Dataset items:

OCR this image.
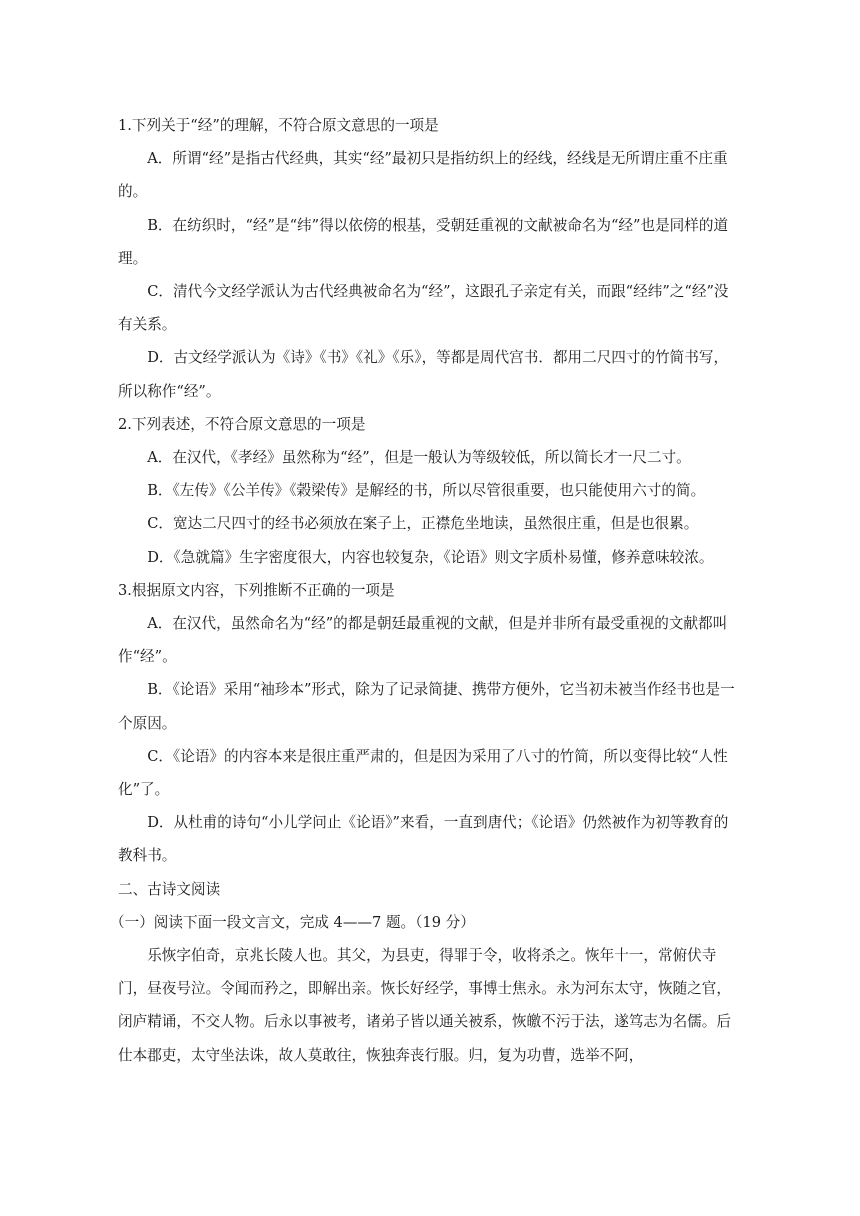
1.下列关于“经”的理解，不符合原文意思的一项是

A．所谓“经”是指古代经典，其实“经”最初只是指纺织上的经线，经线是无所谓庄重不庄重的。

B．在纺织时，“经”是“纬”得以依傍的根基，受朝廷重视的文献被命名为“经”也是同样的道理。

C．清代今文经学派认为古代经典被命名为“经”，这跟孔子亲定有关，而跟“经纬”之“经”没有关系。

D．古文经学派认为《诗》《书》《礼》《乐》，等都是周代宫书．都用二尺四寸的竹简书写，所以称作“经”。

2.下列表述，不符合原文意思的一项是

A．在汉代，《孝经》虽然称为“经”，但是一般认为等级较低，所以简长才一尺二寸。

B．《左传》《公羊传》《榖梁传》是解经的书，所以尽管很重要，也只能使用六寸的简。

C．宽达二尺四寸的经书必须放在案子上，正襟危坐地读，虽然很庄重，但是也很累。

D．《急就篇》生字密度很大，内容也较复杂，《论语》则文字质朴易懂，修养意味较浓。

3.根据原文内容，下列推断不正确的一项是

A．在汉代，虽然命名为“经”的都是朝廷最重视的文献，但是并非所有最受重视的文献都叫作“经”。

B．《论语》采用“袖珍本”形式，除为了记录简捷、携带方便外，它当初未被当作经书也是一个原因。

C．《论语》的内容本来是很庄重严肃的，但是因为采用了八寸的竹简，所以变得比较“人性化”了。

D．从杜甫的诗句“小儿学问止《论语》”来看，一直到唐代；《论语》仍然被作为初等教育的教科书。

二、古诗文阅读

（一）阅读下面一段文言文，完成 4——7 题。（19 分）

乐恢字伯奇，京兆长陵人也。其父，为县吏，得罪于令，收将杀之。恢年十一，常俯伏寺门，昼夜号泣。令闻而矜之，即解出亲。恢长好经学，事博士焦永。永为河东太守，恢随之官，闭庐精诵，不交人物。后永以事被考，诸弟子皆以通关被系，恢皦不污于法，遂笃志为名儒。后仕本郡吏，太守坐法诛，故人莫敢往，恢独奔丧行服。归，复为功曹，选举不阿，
---
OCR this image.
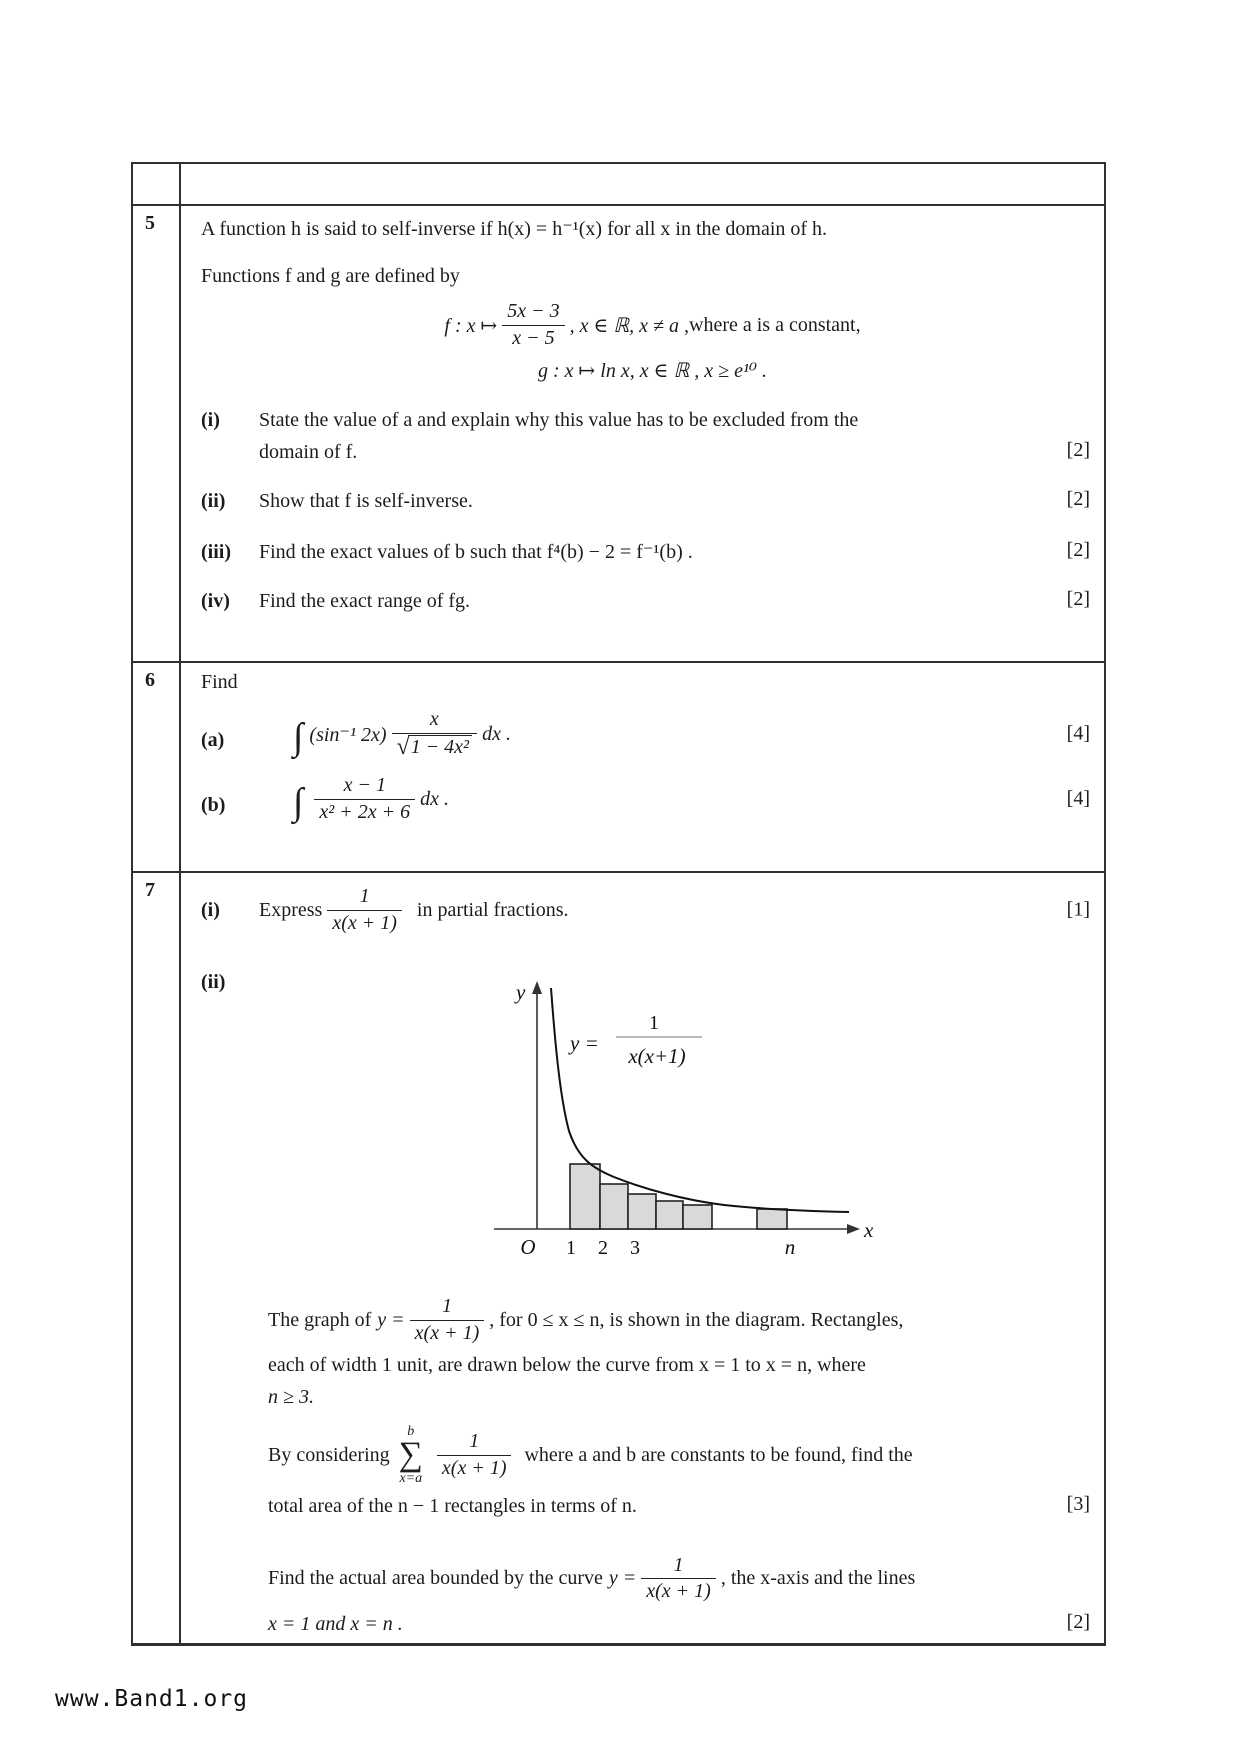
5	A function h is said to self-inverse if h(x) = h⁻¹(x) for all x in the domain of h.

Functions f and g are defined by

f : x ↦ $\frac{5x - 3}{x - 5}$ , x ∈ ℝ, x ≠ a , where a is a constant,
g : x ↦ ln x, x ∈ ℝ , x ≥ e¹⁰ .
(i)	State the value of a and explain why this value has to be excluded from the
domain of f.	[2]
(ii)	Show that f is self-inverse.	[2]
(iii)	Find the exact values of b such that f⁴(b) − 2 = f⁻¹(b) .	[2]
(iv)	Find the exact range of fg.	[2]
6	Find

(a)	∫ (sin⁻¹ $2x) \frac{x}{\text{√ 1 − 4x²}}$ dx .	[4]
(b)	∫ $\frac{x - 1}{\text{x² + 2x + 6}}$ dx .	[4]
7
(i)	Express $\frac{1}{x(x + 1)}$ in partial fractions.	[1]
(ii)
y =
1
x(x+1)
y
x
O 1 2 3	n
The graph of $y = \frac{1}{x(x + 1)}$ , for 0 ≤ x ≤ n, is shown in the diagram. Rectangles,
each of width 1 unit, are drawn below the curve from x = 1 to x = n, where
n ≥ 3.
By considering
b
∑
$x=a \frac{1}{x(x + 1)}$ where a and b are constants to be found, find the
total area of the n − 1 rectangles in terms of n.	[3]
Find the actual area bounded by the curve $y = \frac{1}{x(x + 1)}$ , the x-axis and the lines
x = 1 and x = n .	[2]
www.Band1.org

▸ EXERCISE TASK: Gather all lines where the word "curve" appears.

▸ SOLVED PROBLEM:
each of width 1 unit, are drawn below the curve from x = 1 to x = n, where
Find the actual area bounded by the curve $y = \frac{1}{x(x + 1)}$ , the x-axis and the lines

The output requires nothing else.